(Data entries)
————

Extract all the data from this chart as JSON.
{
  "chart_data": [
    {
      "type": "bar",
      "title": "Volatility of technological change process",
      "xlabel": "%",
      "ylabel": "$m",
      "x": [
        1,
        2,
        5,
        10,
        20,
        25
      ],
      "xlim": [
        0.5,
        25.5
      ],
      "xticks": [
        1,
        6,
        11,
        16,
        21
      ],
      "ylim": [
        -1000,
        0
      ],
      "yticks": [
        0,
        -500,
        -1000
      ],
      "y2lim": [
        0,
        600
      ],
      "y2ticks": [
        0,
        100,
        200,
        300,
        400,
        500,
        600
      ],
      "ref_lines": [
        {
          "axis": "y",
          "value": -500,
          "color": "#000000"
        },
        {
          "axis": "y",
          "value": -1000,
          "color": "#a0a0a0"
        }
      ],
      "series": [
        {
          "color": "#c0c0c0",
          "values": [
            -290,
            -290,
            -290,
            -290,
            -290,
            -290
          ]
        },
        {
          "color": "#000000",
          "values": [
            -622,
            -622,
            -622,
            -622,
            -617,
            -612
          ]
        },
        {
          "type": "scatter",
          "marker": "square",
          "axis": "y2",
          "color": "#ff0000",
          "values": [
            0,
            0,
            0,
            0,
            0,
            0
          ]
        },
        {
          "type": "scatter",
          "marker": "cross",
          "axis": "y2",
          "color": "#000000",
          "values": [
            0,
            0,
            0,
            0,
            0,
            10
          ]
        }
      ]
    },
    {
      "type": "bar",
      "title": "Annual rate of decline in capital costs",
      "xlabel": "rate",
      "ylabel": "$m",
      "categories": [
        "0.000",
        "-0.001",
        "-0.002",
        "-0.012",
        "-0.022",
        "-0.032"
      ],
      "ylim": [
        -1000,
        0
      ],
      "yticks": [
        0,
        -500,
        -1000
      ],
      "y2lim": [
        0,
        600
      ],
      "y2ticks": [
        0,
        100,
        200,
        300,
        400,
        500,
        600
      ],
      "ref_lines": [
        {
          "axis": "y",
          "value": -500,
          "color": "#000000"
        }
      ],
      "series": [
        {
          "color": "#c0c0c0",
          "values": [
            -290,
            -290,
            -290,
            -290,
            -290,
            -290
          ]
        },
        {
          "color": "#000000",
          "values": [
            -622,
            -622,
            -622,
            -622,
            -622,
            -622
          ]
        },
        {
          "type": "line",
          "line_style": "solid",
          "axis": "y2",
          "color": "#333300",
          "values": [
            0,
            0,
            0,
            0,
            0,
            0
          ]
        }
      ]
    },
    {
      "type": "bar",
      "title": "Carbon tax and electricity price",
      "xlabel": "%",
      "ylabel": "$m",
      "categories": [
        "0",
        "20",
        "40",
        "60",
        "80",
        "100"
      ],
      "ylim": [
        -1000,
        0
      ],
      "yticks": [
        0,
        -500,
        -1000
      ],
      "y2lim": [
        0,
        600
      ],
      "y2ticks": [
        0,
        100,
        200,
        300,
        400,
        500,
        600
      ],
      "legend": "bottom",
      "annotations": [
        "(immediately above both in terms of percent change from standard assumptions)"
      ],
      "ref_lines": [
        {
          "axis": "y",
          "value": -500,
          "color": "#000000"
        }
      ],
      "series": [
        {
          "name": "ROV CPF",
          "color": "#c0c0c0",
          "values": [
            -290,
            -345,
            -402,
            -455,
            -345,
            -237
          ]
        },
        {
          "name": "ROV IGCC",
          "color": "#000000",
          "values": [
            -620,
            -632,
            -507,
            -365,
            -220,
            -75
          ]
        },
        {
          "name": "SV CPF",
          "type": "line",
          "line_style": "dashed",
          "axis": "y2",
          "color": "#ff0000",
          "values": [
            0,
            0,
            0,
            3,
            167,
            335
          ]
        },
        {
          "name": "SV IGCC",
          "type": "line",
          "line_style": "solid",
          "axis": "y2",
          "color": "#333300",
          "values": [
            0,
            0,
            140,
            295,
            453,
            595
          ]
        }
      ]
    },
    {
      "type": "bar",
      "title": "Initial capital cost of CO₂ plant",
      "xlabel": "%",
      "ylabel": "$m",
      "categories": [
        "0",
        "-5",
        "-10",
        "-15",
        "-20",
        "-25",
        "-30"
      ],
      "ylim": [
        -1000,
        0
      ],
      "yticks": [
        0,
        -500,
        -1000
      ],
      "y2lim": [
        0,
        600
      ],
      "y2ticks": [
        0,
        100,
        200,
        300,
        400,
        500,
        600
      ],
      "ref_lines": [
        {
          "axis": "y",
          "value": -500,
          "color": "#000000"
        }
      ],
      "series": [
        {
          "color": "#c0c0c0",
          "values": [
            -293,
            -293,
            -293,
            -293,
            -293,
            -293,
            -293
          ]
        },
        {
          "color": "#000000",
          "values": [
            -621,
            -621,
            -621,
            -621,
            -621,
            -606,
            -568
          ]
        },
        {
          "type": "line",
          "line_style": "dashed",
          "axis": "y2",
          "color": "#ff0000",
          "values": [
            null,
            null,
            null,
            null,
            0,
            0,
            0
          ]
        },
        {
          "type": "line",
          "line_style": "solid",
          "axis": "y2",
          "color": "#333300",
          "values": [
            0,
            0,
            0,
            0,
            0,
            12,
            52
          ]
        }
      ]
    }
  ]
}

————

Your answer should be a single number: the count of lines containing the word "rate".

(Task result): 2